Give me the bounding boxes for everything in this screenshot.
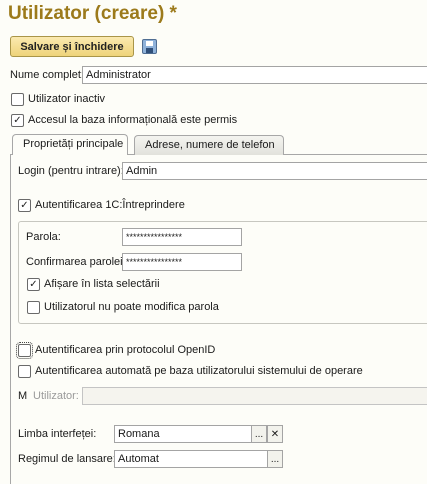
full-name-field[interactable]: Administrator (82, 66, 427, 84)
os-user-label: Utilizator: (33, 390, 79, 402)
os-auth-label: Autentificarea automată pe baza utilizat… (35, 365, 363, 377)
ellipsis-icon: ... (254, 428, 264, 440)
show-in-list-checkbox[interactable]: ✓ (27, 278, 40, 291)
password-label: Parola: (26, 231, 61, 243)
language-label: Limba interfeței: (18, 428, 97, 440)
floppy-disk-icon[interactable] (142, 39, 157, 54)
login-label: Login (pentru intrare): (18, 165, 124, 177)
confirm-password-field[interactable]: **************** (122, 253, 242, 271)
password-field[interactable]: **************** (122, 228, 242, 246)
page-title: Utilizator (creare) * (8, 3, 177, 24)
show-in-list-label: Afișare în lista selectării (44, 278, 160, 290)
login-field[interactable]: Admin (122, 162, 427, 180)
full-name-label: Nume complet: (10, 69, 84, 81)
language-clear-button[interactable]: ✕ (267, 425, 283, 443)
tab-addresses-phones[interactable]: Adrese, numere de telefon (134, 135, 284, 155)
os-user-prefix: M (18, 390, 28, 402)
access-label: Accesul la baza informațională este perm… (28, 114, 238, 126)
check-mark-icon: ✓ (13, 114, 22, 126)
tab-main-properties[interactable]: Proprietăți principale (12, 134, 128, 155)
language-field[interactable]: Romana (114, 425, 252, 443)
save-and-close-button[interactable]: Salvare și închidere (10, 36, 134, 57)
check-mark-icon: ✓ (20, 199, 29, 211)
inactive-checkbox[interactable] (11, 93, 24, 106)
os-auth-checkbox[interactable] (18, 365, 31, 378)
inactive-label: Utilizator inactiv (28, 93, 106, 105)
openid-label: Autentificarea prin protocolul OpenID (35, 344, 216, 356)
check-mark-icon: ✓ (29, 278, 38, 290)
openid-checkbox[interactable] (16, 342, 33, 359)
auth-1c-label: Autentificarea 1C:Întreprindere (35, 199, 185, 211)
auth-1c-checkbox[interactable]: ✓ (18, 199, 31, 212)
ellipsis-icon: ... (270, 453, 280, 465)
language-select-button[interactable]: ... (251, 425, 267, 443)
launch-mode-field[interactable]: Automat (114, 450, 268, 468)
launch-mode-select-button[interactable]: ... (267, 450, 283, 468)
access-checkbox[interactable]: ✓ (11, 114, 24, 127)
os-user-field[interactable] (82, 387, 427, 405)
launch-mode-label: Regimul de lansare: (18, 453, 116, 465)
close-icon: ✕ (270, 428, 280, 440)
cannot-change-password-label: Utilizatorul nu poate modifica parola (44, 301, 219, 313)
confirm-password-label: Confirmarea parolei: (26, 256, 126, 268)
cannot-change-password-checkbox[interactable] (27, 301, 40, 314)
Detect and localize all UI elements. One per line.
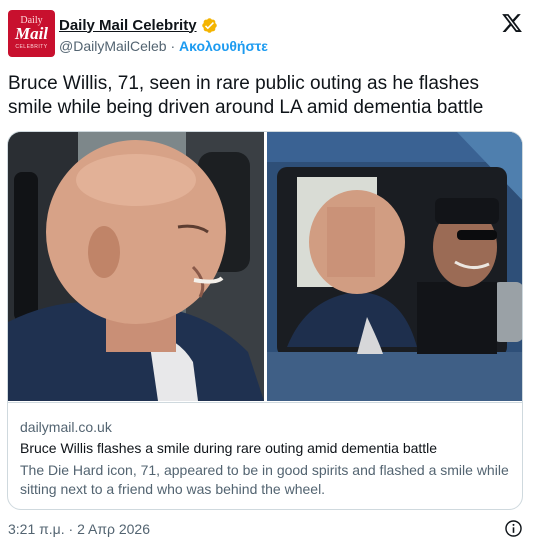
handle[interactable]: @DailyMailCeleb bbox=[59, 38, 167, 54]
photo-right[interactable] bbox=[267, 132, 522, 401]
info-icon[interactable] bbox=[504, 519, 523, 538]
photo-right-image bbox=[267, 132, 522, 401]
tweet-footer: 3:21 π.μ. · 2 Απρ 2026 bbox=[8, 519, 525, 539]
handle-row: @DailyMailCeleb · Ακολουθήστε bbox=[59, 38, 268, 54]
card-title: Bruce Willis flashes a smile during rare… bbox=[20, 440, 438, 456]
card-domain: dailymail.co.uk bbox=[20, 419, 112, 435]
avatar-text-celebrity: CELEBRITY bbox=[15, 44, 48, 50]
name-row: Daily Mail Celebrity bbox=[59, 15, 218, 35]
tweet-text: Bruce Willis, 71, seen in rare public ou… bbox=[8, 73, 484, 118]
link-preview-card[interactable]: dailymail.co.uk Bruce Willis flashes a s… bbox=[7, 131, 523, 510]
card-description: The Die Hard icon, 71, appeared to be in… bbox=[20, 462, 509, 497]
tweet-header: Daily Mail CELEBRITY Daily Mail Celebrit… bbox=[8, 10, 525, 58]
timestamp[interactable]: 3:21 π.μ. · 2 Απρ 2026 bbox=[8, 521, 150, 537]
card-meta[interactable]: dailymail.co.uk Bruce Willis flashes a s… bbox=[8, 402, 522, 509]
photo-left-image bbox=[8, 132, 264, 401]
avatar[interactable]: Daily Mail CELEBRITY bbox=[8, 10, 55, 57]
display-name[interactable]: Daily Mail Celebrity bbox=[59, 17, 197, 34]
separator: · bbox=[166, 38, 180, 54]
follow-button[interactable]: Ακολουθήστε bbox=[179, 38, 268, 54]
x-logo-icon[interactable] bbox=[501, 12, 523, 34]
avatar-text-mail: Mail bbox=[14, 24, 49, 43]
verified-badge-icon bbox=[201, 17, 217, 33]
card-images[interactable] bbox=[8, 132, 522, 401]
photo-left[interactable] bbox=[8, 132, 264, 401]
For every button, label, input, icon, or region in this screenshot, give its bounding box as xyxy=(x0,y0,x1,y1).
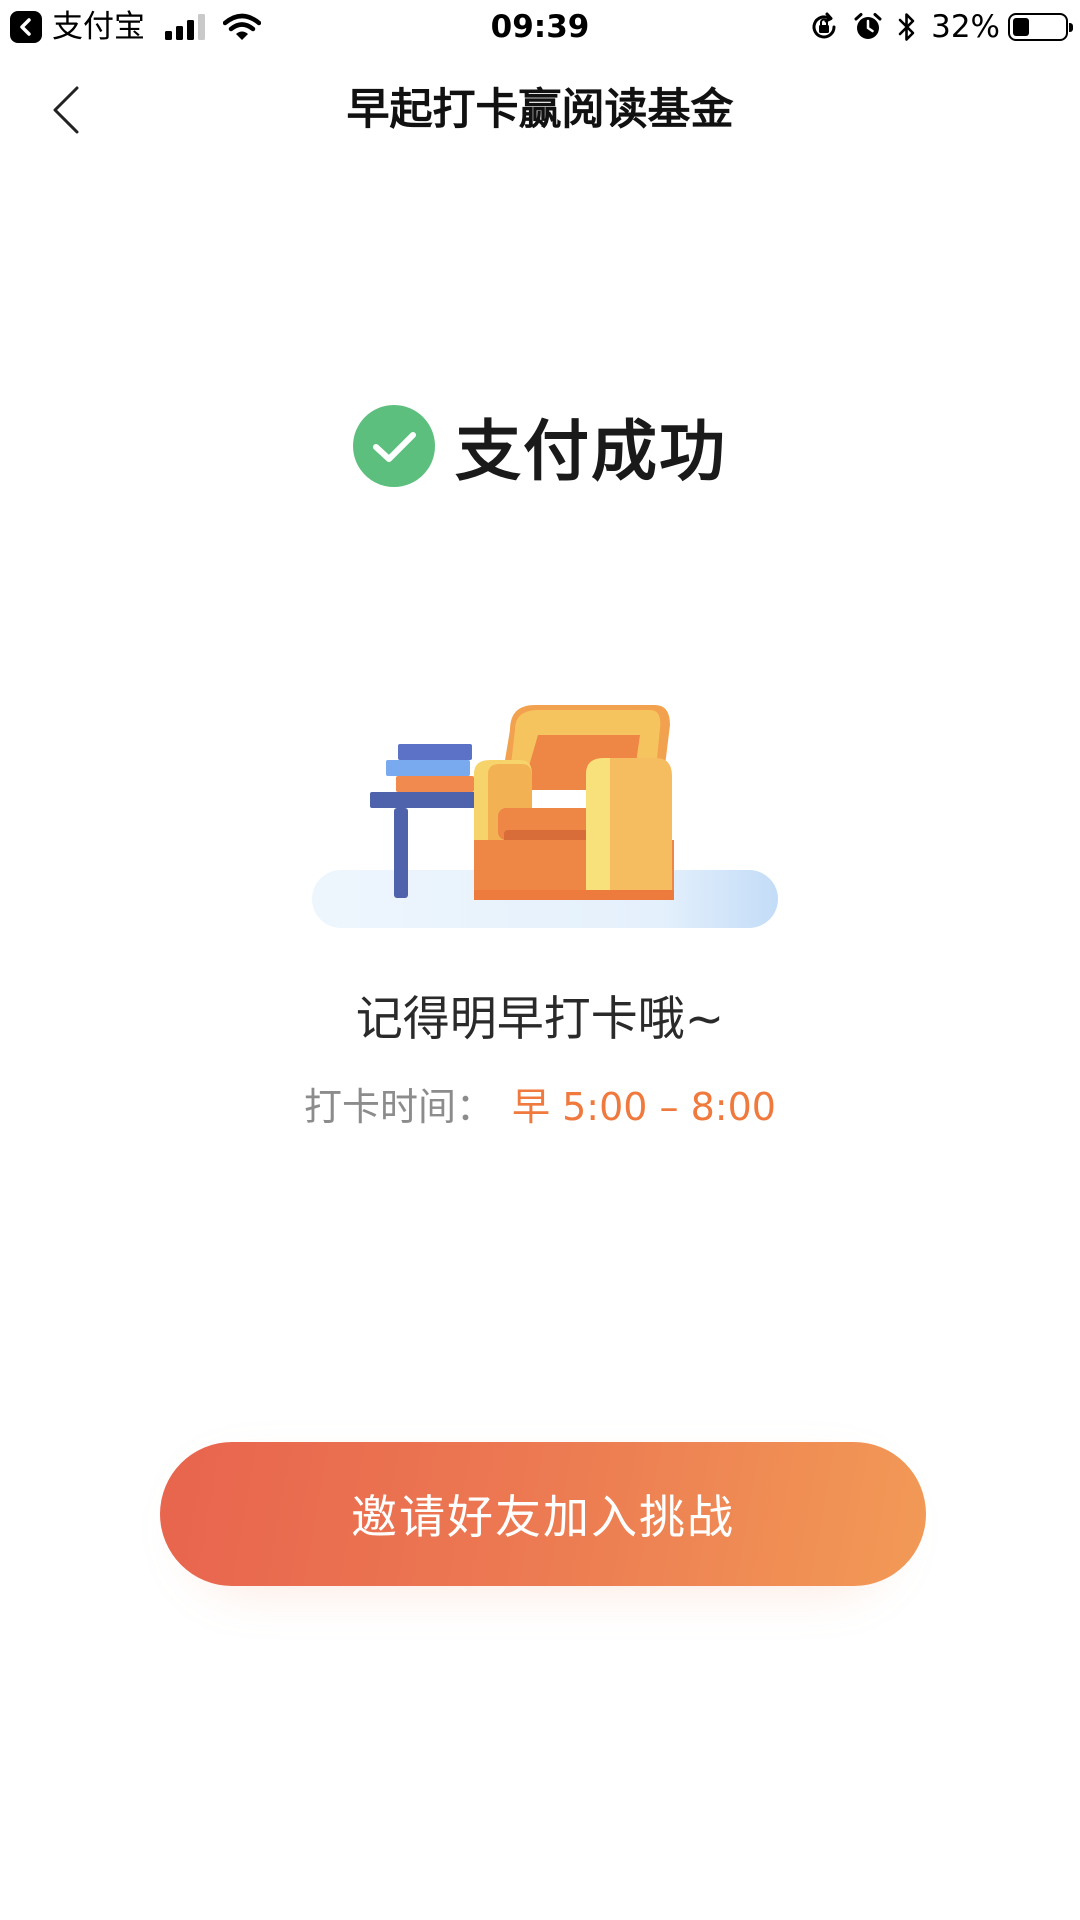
battery-icon xyxy=(1008,13,1073,41)
payment-success-banner: 支付成功 xyxy=(0,400,1080,492)
nav-bar: 早起打卡赢阅读基金 xyxy=(0,54,1080,166)
invite-friends-label: 邀请好友加入挑战 xyxy=(351,1490,735,1544)
checkin-time-label: 打卡时间： xyxy=(304,1085,495,1129)
rotation-lock-icon xyxy=(812,12,836,39)
status-right: 32% xyxy=(795,9,1073,45)
bluetooth-icon xyxy=(898,13,915,41)
checkin-time-row: 打卡时间： 早 5:00 – 8:00 xyxy=(0,1082,1080,1132)
payment-success-text: 支付成功 xyxy=(455,413,727,490)
status-bar: 支付宝 09:39 32% xyxy=(0,0,1080,54)
check-circle-icon xyxy=(353,405,435,487)
invite-friends-button[interactable]: 邀请好友加入挑战 xyxy=(160,1442,926,1586)
battery-tip xyxy=(1069,23,1073,32)
armchair-illustration xyxy=(312,705,778,928)
alarm-icon xyxy=(854,13,882,39)
battery-percent: 32% xyxy=(931,9,1000,45)
checkin-time-value: 早 5:00 – 8:00 xyxy=(512,1085,776,1129)
page-title: 早起打卡赢阅读基金 xyxy=(346,85,734,135)
reminder-text: 记得明早打卡哦~ xyxy=(355,992,725,1047)
battery-level-fill xyxy=(1013,18,1029,36)
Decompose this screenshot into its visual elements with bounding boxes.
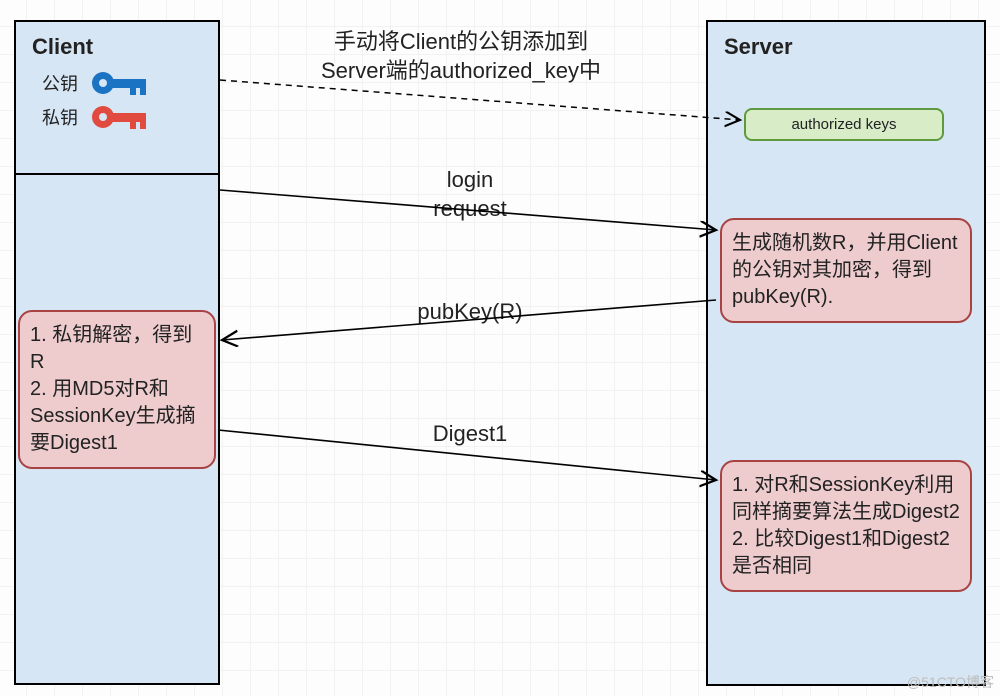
pubkey-row: 公钥 xyxy=(16,64,218,98)
arrow-label-login: login request xyxy=(390,166,550,223)
client-title: Client xyxy=(16,22,218,64)
privkey-label: 私钥 xyxy=(42,104,88,130)
server-compare-box: 1. 对R和SessionKey利用同样摘要算法生成Digest2 2. 比较D… xyxy=(720,460,972,592)
server-title: Server xyxy=(708,22,984,64)
server-generate-r-box: 生成随机数R，并用Client的公钥对其加密，得到pubKey(R). xyxy=(720,218,972,323)
watermark: @51CTO博客 xyxy=(907,672,994,692)
top-annotation: 手动将Client的公钥添加到 Server端的authorized_key中 xyxy=(306,28,616,85)
arrow-pubkey-to-server xyxy=(220,80,740,120)
authorized-keys-label: authorized keys xyxy=(791,116,896,133)
key-icon-private xyxy=(88,102,152,132)
arrow-label-digest1: Digest1 xyxy=(400,420,540,449)
pubkey-label: 公钥 xyxy=(42,70,88,96)
key-icon-public xyxy=(88,68,152,98)
client-header: Client 公钥 私钥 xyxy=(14,20,220,175)
client-decrypt-box: 1. 私钥解密，得到R 2. 用MD5对R和SessionKey生成摘要Dige… xyxy=(18,310,216,469)
arrow-label-pubkeyr: pubKey(R) xyxy=(380,298,560,327)
privkey-row: 私钥 xyxy=(16,98,218,132)
authorized-keys-box: authorized keys xyxy=(744,108,944,141)
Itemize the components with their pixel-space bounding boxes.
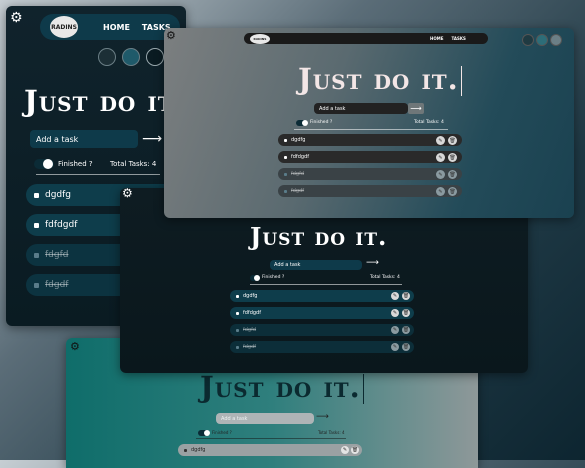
gear-icon[interactable]: ⚙: [10, 10, 23, 26]
theme-dot-light[interactable]: [550, 34, 562, 46]
finished-label: Finished ?: [58, 160, 93, 168]
checkbox-icon[interactable]: [236, 345, 239, 349]
arrow-right-icon[interactable]: ⟶: [366, 258, 379, 268]
task-input[interactable]: Add a task: [216, 413, 314, 424]
toggle-knob: [254, 275, 260, 281]
total-tasks: Total Tasks: 4: [414, 120, 444, 125]
trash-icon[interactable]: 🗑: [402, 343, 410, 351]
page-title: Just do it.: [298, 62, 462, 96]
gear-icon[interactable]: ⚙: [70, 340, 80, 353]
logo[interactable]: RADINS: [250, 33, 270, 44]
checkbox-icon[interactable]: [236, 294, 239, 298]
task-input[interactable]: Add a task: [30, 130, 138, 148]
divider: [294, 129, 448, 130]
page-title: Just do it.: [24, 84, 185, 118]
navbar: RADINS HOME TASKS: [40, 14, 180, 40]
edit-icon[interactable]: ✎: [391, 292, 399, 300]
nav-tasks[interactable]: TASKS: [451, 36, 465, 41]
checkbox-icon[interactable]: [34, 252, 39, 258]
checkbox-icon[interactable]: [34, 282, 39, 288]
task-row[interactable]: dgdfg ✎ 🗑: [278, 134, 462, 146]
divider: [36, 174, 160, 175]
logo[interactable]: RADINS: [50, 16, 78, 38]
edit-icon[interactable]: ✎: [391, 343, 399, 351]
task-row[interactable]: fdgdf ✎ 🗑: [278, 185, 462, 197]
toggle-knob: [43, 159, 53, 169]
trash-icon[interactable]: 🗑: [448, 136, 457, 145]
edit-icon[interactable]: ✎: [436, 187, 445, 196]
task-row[interactable]: fdfdgdf ✎ 🗑: [230, 307, 414, 319]
navbar: RADINS HOME TASKS: [244, 33, 488, 44]
nav-home[interactable]: HOME: [103, 23, 130, 32]
task-row[interactable]: dgdfg ✎ 🗑: [230, 290, 414, 302]
total-tasks: Total Tasks: 4: [370, 275, 400, 280]
theme-dot-dark[interactable]: [98, 48, 116, 66]
theme-dot-teal[interactable]: [122, 48, 140, 66]
trash-icon[interactable]: 🗑: [351, 446, 359, 454]
trash-icon[interactable]: 🗑: [402, 292, 410, 300]
divider: [250, 284, 402, 285]
nav-home[interactable]: HOME: [430, 36, 443, 41]
finished-label: Finished ?: [212, 430, 232, 435]
checkbox-icon[interactable]: [284, 138, 287, 142]
text-cursor: [362, 374, 364, 404]
checkbox-icon[interactable]: [184, 448, 187, 452]
edit-icon[interactable]: ✎: [436, 170, 445, 179]
total-tasks: Total Tasks: 4: [318, 430, 345, 435]
trash-icon[interactable]: 🗑: [448, 170, 457, 179]
arrow-right-icon[interactable]: ⟶: [142, 131, 162, 147]
toggle-knob: [302, 120, 308, 126]
edit-icon[interactable]: ✎: [436, 153, 445, 162]
task-row[interactable]: dgdfg ✎ 🗑: [178, 444, 362, 456]
finished-label: Finished ?: [310, 120, 333, 125]
text-cursor: [460, 66, 462, 96]
task-input[interactable]: Add a task: [314, 103, 408, 114]
total-tasks: Total Tasks: 4: [110, 160, 157, 168]
divider: [196, 438, 346, 439]
trash-icon[interactable]: 🗑: [448, 153, 457, 162]
theme-dot-dark[interactable]: [522, 34, 534, 46]
edit-icon[interactable]: ✎: [391, 326, 399, 334]
checkbox-icon[interactable]: [236, 311, 239, 315]
task-row[interactable]: fdgdf ✎ 🗑: [230, 341, 414, 353]
arrow-right-icon[interactable]: ⟶: [408, 103, 424, 114]
page-title: Just do it.: [250, 222, 388, 251]
gear-icon[interactable]: ⚙: [122, 188, 133, 200]
task-row[interactable]: fdfdgdf ✎ 🗑: [278, 151, 462, 163]
trash-icon[interactable]: 🗑: [448, 187, 457, 196]
task-input[interactable]: Add a task: [270, 260, 362, 270]
trash-icon[interactable]: 🗑: [402, 326, 410, 334]
checkbox-icon[interactable]: [284, 172, 287, 176]
page-title: Just do it.: [200, 370, 364, 404]
checkbox-icon[interactable]: [236, 328, 239, 332]
arrow-right-icon[interactable]: ⟶: [316, 412, 329, 422]
theme-dot-teal[interactable]: [536, 34, 548, 46]
task-row[interactable]: fdgfd ✎ 🗑: [230, 324, 414, 336]
toggle-knob: [204, 430, 210, 436]
trash-icon[interactable]: 🗑: [402, 309, 410, 317]
gear-icon[interactable]: ⚙: [166, 29, 176, 42]
checkbox-icon[interactable]: [284, 189, 287, 193]
window-gray: ⚙ RADINS HOME TASKS Just do it. Add a ta…: [164, 28, 574, 218]
edit-icon[interactable]: ✎: [391, 309, 399, 317]
finished-label: Finished ?: [262, 275, 285, 280]
checkbox-icon[interactable]: [284, 155, 287, 159]
edit-icon[interactable]: ✎: [436, 136, 445, 145]
theme-dot-light[interactable]: [146, 48, 164, 66]
task-row[interactable]: fdgfd ✎ 🗑: [278, 168, 462, 180]
checkbox-icon[interactable]: [34, 222, 39, 228]
checkbox-icon[interactable]: [34, 192, 39, 198]
edit-icon[interactable]: ✎: [341, 446, 349, 454]
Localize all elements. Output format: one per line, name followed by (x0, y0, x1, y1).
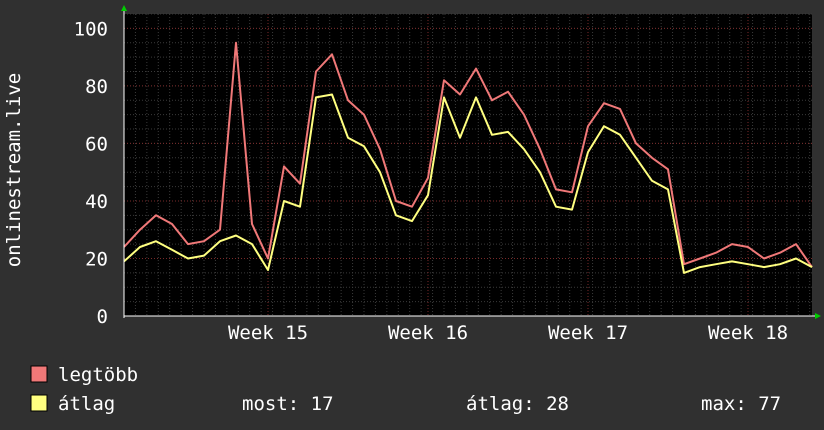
stat-average: átlag: 28 (466, 393, 569, 415)
legend-label-max: legtöbb (58, 364, 138, 386)
x-tick-label: Week 18 (708, 322, 788, 344)
y-axis-label: onlinestream.live (3, 73, 25, 267)
x-axis-arrow (815, 313, 821, 319)
chart: 0 20 40 60 80 100 Week 15 Week 16 Week 17 Week 18… (3, 5, 821, 415)
legend-label-avg: átlag (58, 393, 115, 415)
y-tick-label: 40 (85, 191, 108, 213)
legend-swatch-max (30, 365, 48, 383)
x-tick-label: Week 16 (388, 322, 468, 344)
y-tick-label: 0 (97, 306, 108, 328)
y-tick-label: 20 (85, 248, 108, 270)
stat-current: most: 17 (242, 393, 334, 415)
stat-max: max: 77 (701, 393, 781, 415)
y-tick-label: 100 (74, 18, 108, 40)
y-axis-arrow (121, 5, 127, 11)
legend: legtöbb átlag most: 17 átlag: 28 max: 77 (30, 364, 781, 415)
legend-swatch-avg (30, 394, 48, 412)
y-tick-label: 80 (85, 76, 108, 98)
x-tick-label: Week 15 (228, 322, 308, 344)
y-tick-label: 60 (85, 133, 108, 155)
x-tick-label: Week 17 (548, 322, 628, 344)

----------

PROMPT:
Quote the records word for word, beginning with the line containing "battery-icon xyxy=(1008,13,1073,41)" and continuing through the line containing "Decompose this screenshot".

RESULT OF THIS EXERCISE:
battery-icon xyxy=(1008,13,1073,41)
payment-success-banner: 支付成功 xyxy=(0,400,1080,492)
nav-bar: 早起打卡赢阅读基金 xyxy=(0,54,1080,166)
invite-friends-label: 邀请好友加入挑战 xyxy=(351,1490,735,1544)
checkin-time-label: 打卡时间： xyxy=(304,1085,495,1129)
rotation-lock-icon xyxy=(812,12,836,39)
status-right: 32% xyxy=(795,9,1073,45)
bluetooth-icon xyxy=(898,13,915,41)
checkin-time-row: 打卡时间： 早 5:00 – 8:00 xyxy=(0,1082,1080,1132)
payment-success-text: 支付成功 xyxy=(455,413,727,490)
status-bar: 支付宝 09:39 32% xyxy=(0,0,1080,54)
check-circle-icon xyxy=(353,405,435,487)
invite-friends-button[interactable]: 邀请好友加入挑战 xyxy=(160,1442,926,1586)
battery-tip xyxy=(1069,23,1073,32)
armchair-illustration xyxy=(312,705,778,928)
alarm-icon xyxy=(854,13,882,39)
battery-percent: 32% xyxy=(931,9,1000,45)
checkin-time-value: 早 5:00 – 8:00 xyxy=(512,1085,776,1129)
page-title: 早起打卡赢阅读基金 xyxy=(346,85,734,135)
reminder-text: 记得明早打卡哦~ xyxy=(355,992,725,1047)
battery-level-fill xyxy=(1013,18,1029,36)
Decompose this screenshot into its visual elements with bounding boxes.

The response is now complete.